===== Records for this task

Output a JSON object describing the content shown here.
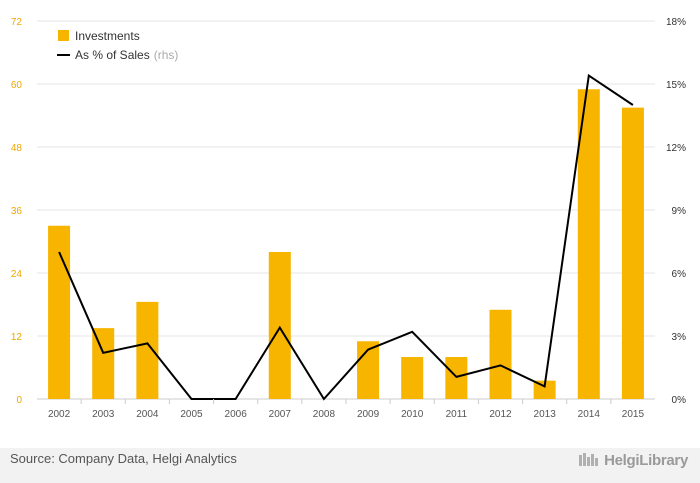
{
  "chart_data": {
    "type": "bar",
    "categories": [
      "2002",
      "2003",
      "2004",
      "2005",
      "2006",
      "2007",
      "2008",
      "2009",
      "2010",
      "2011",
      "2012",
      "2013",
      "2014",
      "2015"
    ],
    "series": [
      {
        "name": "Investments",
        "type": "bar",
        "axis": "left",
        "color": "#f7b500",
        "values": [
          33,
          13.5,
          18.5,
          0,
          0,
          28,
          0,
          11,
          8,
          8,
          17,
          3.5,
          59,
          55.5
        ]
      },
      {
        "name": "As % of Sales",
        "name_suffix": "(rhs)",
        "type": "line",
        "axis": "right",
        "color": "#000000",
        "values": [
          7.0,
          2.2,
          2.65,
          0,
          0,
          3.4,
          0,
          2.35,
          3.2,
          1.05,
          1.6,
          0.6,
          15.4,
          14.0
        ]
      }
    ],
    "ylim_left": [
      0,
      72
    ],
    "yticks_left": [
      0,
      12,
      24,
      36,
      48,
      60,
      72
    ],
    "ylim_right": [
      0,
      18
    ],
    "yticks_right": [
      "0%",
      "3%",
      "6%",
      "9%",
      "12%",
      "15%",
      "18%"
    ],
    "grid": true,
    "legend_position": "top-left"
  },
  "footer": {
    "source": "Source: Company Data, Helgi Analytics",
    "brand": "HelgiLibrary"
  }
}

==========

> Problem requirements: Extract all the entries word for word; omit any pictures.

> Correct output:
Output a JSON object describing the content shown here.
{
  "chart_data": {
    "type": "bar",
    "categories": [
      "2002",
      "2003",
      "2004",
      "2005",
      "2006",
      "2007",
      "2008",
      "2009",
      "2010",
      "2011",
      "2012",
      "2013",
      "2014",
      "2015"
    ],
    "series": [
      {
        "name": "Investments",
        "type": "bar",
        "axis": "left",
        "color": "#f7b500",
        "values": [
          33,
          13.5,
          18.5,
          0,
          0,
          28,
          0,
          11,
          8,
          8,
          17,
          3.5,
          59,
          55.5
        ]
      },
      {
        "name": "As % of Sales",
        "name_suffix": "(rhs)",
        "type": "line",
        "axis": "right",
        "color": "#000000",
        "values": [
          7.0,
          2.2,
          2.65,
          0,
          0,
          3.4,
          0,
          2.35,
          3.2,
          1.05,
          1.6,
          0.6,
          15.4,
          14.0
        ]
      }
    ],
    "ylim_left": [
      0,
      72
    ],
    "yticks_left": [
      0,
      12,
      24,
      36,
      48,
      60,
      72
    ],
    "ylim_right": [
      0,
      18
    ],
    "yticks_right": [
      "0%",
      "3%",
      "6%",
      "9%",
      "12%",
      "15%",
      "18%"
    ],
    "grid": true,
    "legend_position": "top-left"
  },
  "footer": {
    "source": "Source: Company Data, Helgi Analytics",
    "brand": "HelgiLibrary"
  }
}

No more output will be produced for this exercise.